Written instruction =>
Below is a listing; write it out exactly and drop any images from it.

Entries =>
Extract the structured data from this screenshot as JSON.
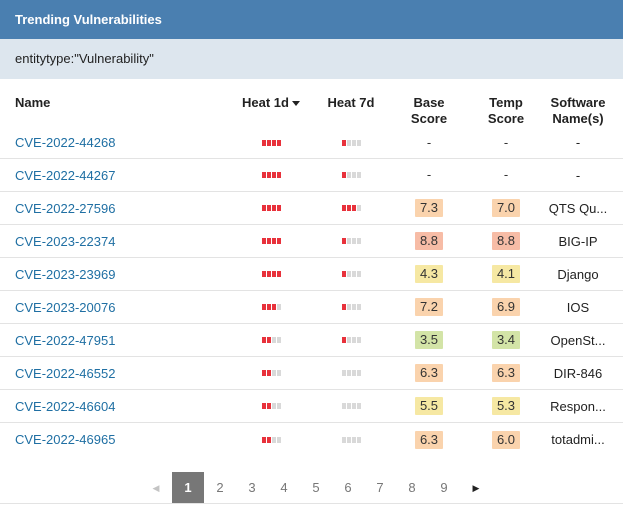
{
  "panel": {
    "title": "Trending Vulnerabilities",
    "query": "entitytype:\"Vulnerability\""
  },
  "colors": {
    "header_bg": "#4a7fb0",
    "query_bg": "#dde6ee",
    "link": "#1f6fa3",
    "heat_on": "#e8313b",
    "heat_off": "#d9d9d9",
    "score_high": "#f7bca6",
    "score_med": "#fad3ad",
    "score_mid": "#f6e8a3",
    "score_low": "#d3e4a7"
  },
  "columns": {
    "name": "Name",
    "heat_1d": "Heat 1d",
    "heat_7d": "Heat 7d",
    "base_score_1": "Base",
    "base_score_2": "Score",
    "temp_score_1": "Temp",
    "temp_score_2": "Score",
    "software_1": "Software",
    "software_2": "Name(s)",
    "sort_icon": "caret-down-icon"
  },
  "rows": [
    {
      "name": "CVE-2022-44268",
      "heat_1d": 4,
      "heat_7d": 1,
      "base": "-",
      "temp": "-",
      "software": "-",
      "base_color": "",
      "temp_color": ""
    },
    {
      "name": "CVE-2022-44267",
      "heat_1d": 4,
      "heat_7d": 1,
      "base": "-",
      "temp": "-",
      "software": "-",
      "base_color": "",
      "temp_color": ""
    },
    {
      "name": "CVE-2022-27596",
      "heat_1d": 4,
      "heat_7d": 3,
      "base": "7.3",
      "temp": "7.0",
      "software": "QTS Qu...",
      "base_color": "#fad3ad",
      "temp_color": "#fad3ad"
    },
    {
      "name": "CVE-2023-22374",
      "heat_1d": 4,
      "heat_7d": 1,
      "base": "8.8",
      "temp": "8.8",
      "software": "BIG-IP",
      "base_color": "#f7bca6",
      "temp_color": "#f7bca6"
    },
    {
      "name": "CVE-2023-23969",
      "heat_1d": 4,
      "heat_7d": 1,
      "base": "4.3",
      "temp": "4.1",
      "software": "Django",
      "base_color": "#f6e8a3",
      "temp_color": "#f6e8a3"
    },
    {
      "name": "CVE-2023-20076",
      "heat_1d": 3,
      "heat_7d": 1,
      "base": "7.2",
      "temp": "6.9",
      "software": "IOS",
      "base_color": "#fad3ad",
      "temp_color": "#fad3ad"
    },
    {
      "name": "CVE-2022-47951",
      "heat_1d": 2,
      "heat_7d": 1,
      "base": "3.5",
      "temp": "3.4",
      "software": "OpenSt...",
      "base_color": "#d3e4a7",
      "temp_color": "#d3e4a7"
    },
    {
      "name": "CVE-2022-46552",
      "heat_1d": 2,
      "heat_7d": 0,
      "base": "6.3",
      "temp": "6.3",
      "software": "DIR-846",
      "base_color": "#fad3ad",
      "temp_color": "#fad3ad"
    },
    {
      "name": "CVE-2022-46604",
      "heat_1d": 2,
      "heat_7d": 0,
      "base": "5.5",
      "temp": "5.3",
      "software": "Respon...",
      "base_color": "#f6e8a3",
      "temp_color": "#f6e8a3"
    },
    {
      "name": "CVE-2022-46965",
      "heat_1d": 2,
      "heat_7d": 0,
      "base": "6.3",
      "temp": "6.0",
      "software": "totadmi...",
      "base_color": "#fad3ad",
      "temp_color": "#fad3ad"
    }
  ],
  "pagination": {
    "prev_icon": "chevron-left-icon",
    "next_icon": "chevron-right-icon",
    "prev_glyph": "◀",
    "next_glyph": "▶",
    "current": 1,
    "pages": [
      "1",
      "2",
      "3",
      "4",
      "5",
      "6",
      "7",
      "8",
      "9"
    ]
  }
}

Written solution =>
Extract the structured data from this screenshot as JSON.
{
  "panel": {
    "title": "Trending Vulnerabilities",
    "query": "entitytype:\"Vulnerability\""
  },
  "colors": {
    "header_bg": "#4a7fb0",
    "query_bg": "#dde6ee",
    "link": "#1f6fa3",
    "heat_on": "#e8313b",
    "heat_off": "#d9d9d9",
    "score_high": "#f7bca6",
    "score_med": "#fad3ad",
    "score_mid": "#f6e8a3",
    "score_low": "#d3e4a7"
  },
  "columns": {
    "name": "Name",
    "heat_1d": "Heat 1d",
    "heat_7d": "Heat 7d",
    "base_score_1": "Base",
    "base_score_2": "Score",
    "temp_score_1": "Temp",
    "temp_score_2": "Score",
    "software_1": "Software",
    "software_2": "Name(s)",
    "sort_icon": "caret-down-icon"
  },
  "rows": [
    {
      "name": "CVE-2022-44268",
      "heat_1d": 4,
      "heat_7d": 1,
      "base": "-",
      "temp": "-",
      "software": "-",
      "base_color": "",
      "temp_color": ""
    },
    {
      "name": "CVE-2022-44267",
      "heat_1d": 4,
      "heat_7d": 1,
      "base": "-",
      "temp": "-",
      "software": "-",
      "base_color": "",
      "temp_color": ""
    },
    {
      "name": "CVE-2022-27596",
      "heat_1d": 4,
      "heat_7d": 3,
      "base": "7.3",
      "temp": "7.0",
      "software": "QTS Qu...",
      "base_color": "#fad3ad",
      "temp_color": "#fad3ad"
    },
    {
      "name": "CVE-2023-22374",
      "heat_1d": 4,
      "heat_7d": 1,
      "base": "8.8",
      "temp": "8.8",
      "software": "BIG-IP",
      "base_color": "#f7bca6",
      "temp_color": "#f7bca6"
    },
    {
      "name": "CVE-2023-23969",
      "heat_1d": 4,
      "heat_7d": 1,
      "base": "4.3",
      "temp": "4.1",
      "software": "Django",
      "base_color": "#f6e8a3",
      "temp_color": "#f6e8a3"
    },
    {
      "name": "CVE-2023-20076",
      "heat_1d": 3,
      "heat_7d": 1,
      "base": "7.2",
      "temp": "6.9",
      "software": "IOS",
      "base_color": "#fad3ad",
      "temp_color": "#fad3ad"
    },
    {
      "name": "CVE-2022-47951",
      "heat_1d": 2,
      "heat_7d": 1,
      "base": "3.5",
      "temp": "3.4",
      "software": "OpenSt...",
      "base_color": "#d3e4a7",
      "temp_color": "#d3e4a7"
    },
    {
      "name": "CVE-2022-46552",
      "heat_1d": 2,
      "heat_7d": 0,
      "base": "6.3",
      "temp": "6.3",
      "software": "DIR-846",
      "base_color": "#fad3ad",
      "temp_color": "#fad3ad"
    },
    {
      "name": "CVE-2022-46604",
      "heat_1d": 2,
      "heat_7d": 0,
      "base": "5.5",
      "temp": "5.3",
      "software": "Respon...",
      "base_color": "#f6e8a3",
      "temp_color": "#f6e8a3"
    },
    {
      "name": "CVE-2022-46965",
      "heat_1d": 2,
      "heat_7d": 0,
      "base": "6.3",
      "temp": "6.0",
      "software": "totadmi...",
      "base_color": "#fad3ad",
      "temp_color": "#fad3ad"
    }
  ],
  "pagination": {
    "prev_icon": "chevron-left-icon",
    "next_icon": "chevron-right-icon",
    "prev_glyph": "◀",
    "next_glyph": "▶",
    "current": 1,
    "pages": [
      "1",
      "2",
      "3",
      "4",
      "5",
      "6",
      "7",
      "8",
      "9"
    ]
  }
}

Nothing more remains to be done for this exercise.